* **WHAT YOU WILL DO**: All records must be quoted exactly. Omit the pictures.

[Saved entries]
[start]

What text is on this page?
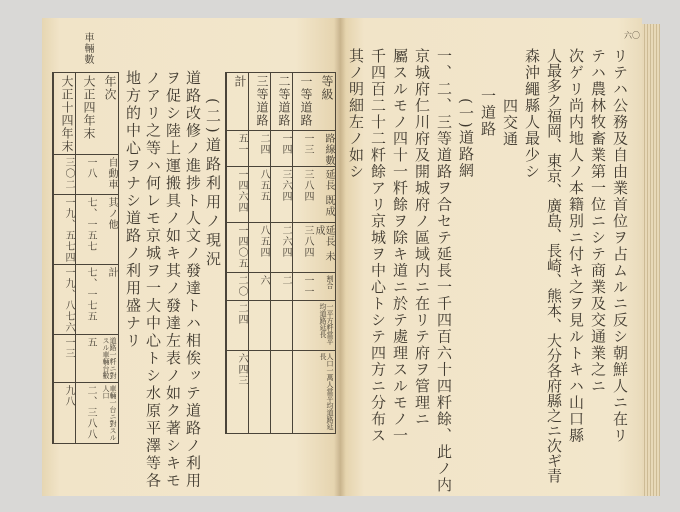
(二)道路利用ノ現況
道路改修ノ進捗ト人文ノ發達トハ相俟ッテ道路ノ利用
ヲ促シ陸上運搬具ノ如キ其ノ發達左表ノ如ク著シキモ
ノアリ之等ハ何レモ京城ヲ一大中心トシ水原平澤等各
地方的中心ヲナシ道路ノ利用盛ナリ	等級
路線數
延長 既成
延長 未成
割合
一平方粁當平均道路延長
人口一萬人當平均道路延長
一等道路
一三
三八四
三八四
一一
二等道路
一四
三六四
二六四
二
三等道路
二四
八五五
八五四
六
計
五一
一四六四
一四〇五
二〇
二四
六四三
年次
自動車
其ノ他
計
道路一粁ニ對スル車輛台數
車輛一台ニ對スル人口
大正四年末
一八
七、一五七
七、一七五
五
二、三八八
大正十四年末
三〇二
一九、五七四
一九、八七六
一三
九八
車輛數	六〇
リテハ公務及自由業首位ヲ占ムルニ反シ朝鮮人ニ在リ
テハ農林牧畜業第一位ニシテ商業及交通業之ニ
次ゲリ尚内地人ノ本籍別ニ付キ之ヲ見ルトキハ山口縣
人最多ク福岡、東京、廣島、長崎、熊本、大分各府縣之ニ次ギ青
森沖繩縣人最少シ
四交通
一道路
(一)道路網
一、二、三等道路ヲ合セテ延長一千四百六十四粁餘、此ノ内
京城府仁川府及開城府ノ區域内ニ在リテ府ヲ管理ニ
屬スルモノ四十一粁餘ヲ除キ道ニ於テ處理スルモノ一
千四百二十二粁餘アリ京城ヲ中心トシテ四方ニ分布ス
其ノ明細左ノ如シ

[end]

* **RIGHT ANSWER**:
What text is on this page?
(二)道路利用ノ現況
道路改修ノ進捗ト人文ノ發達トハ相俟ッテ道路ノ利用
ヲ促シ陸上運搬具ノ如キ其ノ發達左表ノ如ク著シキモ
ノアリ之等ハ何レモ京城ヲ一大中心トシ水原平澤等各
地方的中心ヲナシ道路ノ利用盛ナリ	等級
路線數
延長 既成
延長 未成
割合
一平方粁當平均道路延長
人口一萬人當平均道路延長
一等道路
一三
三八四
三八四
一一
二等道路
一四
三六四
二六四
二
三等道路
二四
八五五
八五四
六
計
五一
一四六四
一四〇五
二〇
二四
六四三
年次
自動車
其ノ他
計
道路一粁ニ對スル車輛台數
車輛一台ニ對スル人口
大正四年末
一八
七、一五七
七、一七五
五
二、三八八
大正十四年末
三〇二
一九、五七四
一九、八七六
一三
九八
車輛數	六〇
リテハ公務及自由業首位ヲ占ムルニ反シ朝鮮人ニ在リ
テハ農林牧畜業第一位ニシテ商業及交通業之ニ
次ゲリ尚内地人ノ本籍別ニ付キ之ヲ見ルトキハ山口縣
人最多ク福岡、東京、廣島、長崎、熊本、大分各府縣之ニ次ギ青
森沖繩縣人最少シ
四交通
一道路
(一)道路網
一、二、三等道路ヲ合セテ延長一千四百六十四粁餘、此ノ内
京城府仁川府及開城府ノ區域内ニ在リテ府ヲ管理ニ
屬スルモノ四十一粁餘ヲ除キ道ニ於テ處理スルモノ一
千四百二十二粁餘アリ京城ヲ中心トシテ四方ニ分布ス
其ノ明細左ノ如シ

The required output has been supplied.